### Your objective
Would you please return all of the entries below exactly as shown?

### Records to process
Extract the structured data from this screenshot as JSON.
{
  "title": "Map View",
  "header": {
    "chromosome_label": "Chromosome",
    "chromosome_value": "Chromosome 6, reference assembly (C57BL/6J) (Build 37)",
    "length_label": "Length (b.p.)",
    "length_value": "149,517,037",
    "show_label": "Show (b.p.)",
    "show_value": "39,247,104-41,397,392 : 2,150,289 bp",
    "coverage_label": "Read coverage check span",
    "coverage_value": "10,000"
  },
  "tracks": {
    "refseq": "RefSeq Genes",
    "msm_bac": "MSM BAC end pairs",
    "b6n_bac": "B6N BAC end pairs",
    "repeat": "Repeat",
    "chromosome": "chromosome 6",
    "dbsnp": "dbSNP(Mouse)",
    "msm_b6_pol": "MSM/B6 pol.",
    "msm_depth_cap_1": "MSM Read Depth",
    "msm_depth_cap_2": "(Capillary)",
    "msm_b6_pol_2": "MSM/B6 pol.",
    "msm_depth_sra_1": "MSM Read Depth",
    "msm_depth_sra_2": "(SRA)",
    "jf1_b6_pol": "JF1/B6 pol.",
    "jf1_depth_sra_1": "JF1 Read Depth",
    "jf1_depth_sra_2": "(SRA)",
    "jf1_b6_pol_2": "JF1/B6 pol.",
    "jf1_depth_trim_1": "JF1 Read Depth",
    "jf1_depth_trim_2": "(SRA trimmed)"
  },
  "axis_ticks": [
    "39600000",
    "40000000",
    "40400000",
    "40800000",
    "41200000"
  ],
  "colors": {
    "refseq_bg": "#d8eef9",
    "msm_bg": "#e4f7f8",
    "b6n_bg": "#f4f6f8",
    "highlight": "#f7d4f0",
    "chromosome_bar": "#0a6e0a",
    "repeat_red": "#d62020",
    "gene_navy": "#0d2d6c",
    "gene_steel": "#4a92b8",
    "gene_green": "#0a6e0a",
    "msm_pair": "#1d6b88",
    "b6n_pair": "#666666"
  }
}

### The completed task
Extract the structured data from this screenshot as JSON.
{
  "title": "Map View",
  "header": {
    "chromosome_label": "Chromosome",
    "chromosome_value": "Chromosome 6, reference assembly (C57BL/6J) (Build 37)",
    "length_label": "Length (b.p.)",
    "length_value": "149,517,037",
    "show_label": "Show (b.p.)",
    "show_value": "39,247,104-41,397,392 : 2,150,289 bp",
    "coverage_label": "Read coverage check span",
    "coverage_value": "10,000"
  },
  "tracks": {
    "refseq": "RefSeq Genes",
    "msm_bac": "MSM BAC end pairs",
    "b6n_bac": "B6N BAC end pairs",
    "repeat": "Repeat",
    "chromosome": "chromosome 6",
    "dbsnp": "dbSNP(Mouse)",
    "msm_b6_pol": "MSM/B6 pol.",
    "msm_depth_cap_1": "MSM Read Depth",
    "msm_depth_cap_2": "(Capillary)",
    "msm_b6_pol_2": "MSM/B6 pol.",
    "msm_depth_sra_1": "MSM Read Depth",
    "msm_depth_sra_2": "(SRA)",
    "jf1_b6_pol": "JF1/B6 pol.",
    "jf1_depth_sra_1": "JF1 Read Depth",
    "jf1_depth_sra_2": "(SRA)",
    "jf1_b6_pol_2": "JF1/B6 pol.",
    "jf1_depth_trim_1": "JF1 Read Depth",
    "jf1_depth_trim_2": "(SRA trimmed)"
  },
  "axis_ticks": [
    "39600000",
    "40000000",
    "40400000",
    "40800000",
    "41200000"
  ],
  "colors": {
    "refseq_bg": "#d8eef9",
    "msm_bg": "#e4f7f8",
    "b6n_bg": "#f4f6f8",
    "highlight": "#f7d4f0",
    "chromosome_bar": "#0a6e0a",
    "repeat_red": "#d62020",
    "gene_navy": "#0d2d6c",
    "gene_steel": "#4a92b8",
    "gene_green": "#0a6e0a",
    "msm_pair": "#1d6b88",
    "b6n_pair": "#666666"
  }
}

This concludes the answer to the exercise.